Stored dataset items
- - - - - - -
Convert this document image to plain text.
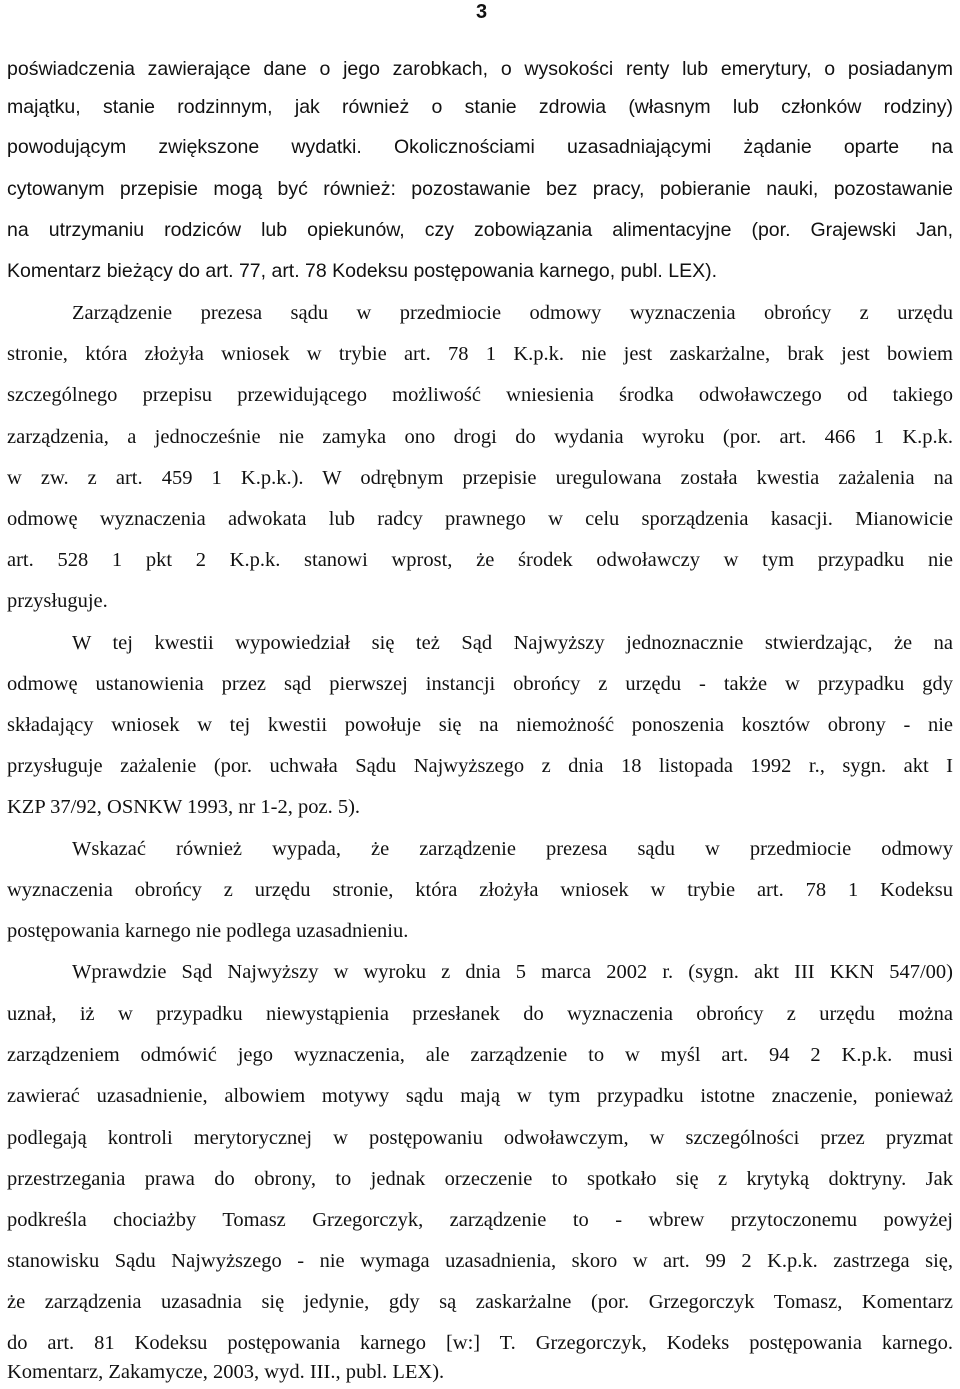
3
poświadczenia zawierające dane o jego zarobkach, o wysokości renty lub emerytury, o posiadanym
majątku, stanie rodzinnym, jak również o stanie zdrowia (własnym lub członków rodziny)
powodującym zwiększone wydatki. Okolicznościami uzasadniającymi żądanie oparte na
cytowanym przepisie mogą być również: pozostawanie bez pracy, pobieranie nauki, pozostawanie
na utrzymaniu rodziców lub opiekunów, czy zobowiązania alimentacyjne (por. Grajewski Jan,
Komentarz bieżący do art. 77, art. 78 Kodeksu postępowania karnego, publ. LEX).
Zarządzenie prezesa sądu w przedmiocie odmowy wyznaczenia obrońcy z urzędu
stronie, która złożyła wniosek w trybie art. 78 1 K.p.k. nie jest zaskarżalne, brak jest bowiem
szczególnego przepisu przewidującego możliwość wniesienia środka odwoławczego od takiego
zarządzenia, a jednocześnie nie zamyka ono drogi do wydania wyroku (por. art. 466 1 K.p.k.
w zw. z art. 459 1 K.p.k.). W odrębnym przepisie uregulowana została kwestia zażalenia na
odmowę wyznaczenia adwokata lub radcy prawnego w celu sporządzenia kasacji. Mianowicie
art. 528 1 pkt 2 K.p.k. stanowi wprost, że środek odwoławczy w tym przypadku nie
przysługuje.
W tej kwestii wypowiedział się też Sąd Najwyższy jednoznacznie stwierdzając, że na
odmowę ustanowienia przez sąd pierwszej instancji obrońcy z urzędu - także w przypadku gdy
składający wniosek w tej kwestii powołuje się na niemożność ponoszenia kosztów obrony - nie
przysługuje zażalenie (por. uchwała Sądu Najwyższego z dnia 18 listopada 1992 r., sygn. akt I
KZP 37/92, OSNKW 1993, nr 1-2, poz. 5).
Wskazać również wypada, że zarządzenie prezesa sądu w przedmiocie odmowy
wyznaczenia obrońcy z urzędu stronie, która złożyła wniosek w trybie art. 78 1 Kodeksu
postępowania karnego nie podlega uzasadnieniu.
Wprawdzie Sąd Najwyższy w wyroku z dnia 5 marca 2002 r. (sygn. akt III KKN 547/00)
uznał, iż w przypadku niewystąpienia przesłanek do wyznaczenia obrońcy z urzędu można
zarządzeniem odmówić jego wyznaczenia, ale zarządzenie to w myśl art. 94 2 K.p.k. musi
zawierać uzasadnienie, albowiem motywy sądu mają w tym przypadku istotne znaczenie, ponieważ
podlegają kontroli merytorycznej w postępowaniu odwoławczym, w szczególności przez pryzmat
przestrzegania prawa do obrony, to jednak orzeczenie to spotkało się z krytyką doktryny. Jak
podkreśla chociażby Tomasz Grzegorczyk, zarządzenie to - wbrew przytoczonemu powyżej
stanowisku Sądu Najwyższego - nie wymaga uzasadnienia, skoro w art. 99 2 K.p.k. zastrzega się,
że zarządzenia uzasadnia się jedynie, gdy są zaskarżalne (por. Grzegorczyk Tomasz, Komentarz
do art. 81 Kodeksu postępowania karnego [w:] T. Grzegorczyk, Kodeks postępowania karnego.
Komentarz, Zakamycze, 2003, wyd. III., publ. LEX).
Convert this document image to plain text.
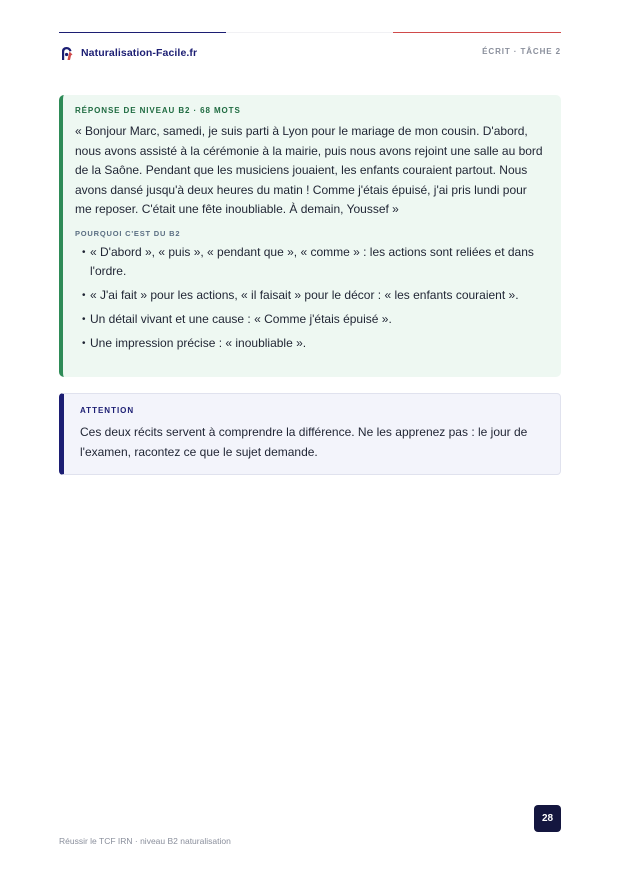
Naturalisation-Facile.fr	ÉCRIT · TÂCHE 2
RÉPONSE DE NIVEAU B2 · 68 MOTS
« Bonjour Marc, samedi, je suis parti à Lyon pour le mariage de mon cousin. D'abord, nous avons assisté à la cérémonie à la mairie, puis nous avons rejoint une salle au bord de la Saône. Pendant que les musiciens jouaient, les enfants couraient partout. Nous avons dansé jusqu'à deux heures du matin ! Comme j'étais épuisé, j'ai pris lundi pour me reposer. C'était une fête inoubliable. À demain, Youssef »
POURQUOI C'EST DU B2
• « D'abord », « puis », « pendant que », « comme » : les actions sont reliées et dans l'ordre.
• « J'ai fait » pour les actions, « il faisait » pour le décor : « les enfants couraient ».
• Un détail vivant et une cause : « Comme j'étais épuisé ».
• Une impression précise : « inoubliable ».
ATTENTION
Ces deux récits servent à comprendre la différence. Ne les apprenez pas : le jour de l'examen, racontez ce que le sujet demande.
28
Réussir le TCF IRN · niveau B2 naturalisation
- - - - - - -
**What this task involves:**
Where a line holds "urzędu", copy it out.

**Correct answer:**
Zarządzenie prezesa sądu w przedmiocie odmowy wyznaczenia obrońcy z urzędu
odmowę ustanowienia przez sąd pierwszej instancji obrońcy z urzędu - także w przypadku gdy
wyznaczenia obrońcy z urzędu stronie, która złożyła wniosek w trybie art. 78 1 Kodeksu
uznał, iż w przypadku niewystąpienia przesłanek do wyznaczenia obrońcy z urzędu można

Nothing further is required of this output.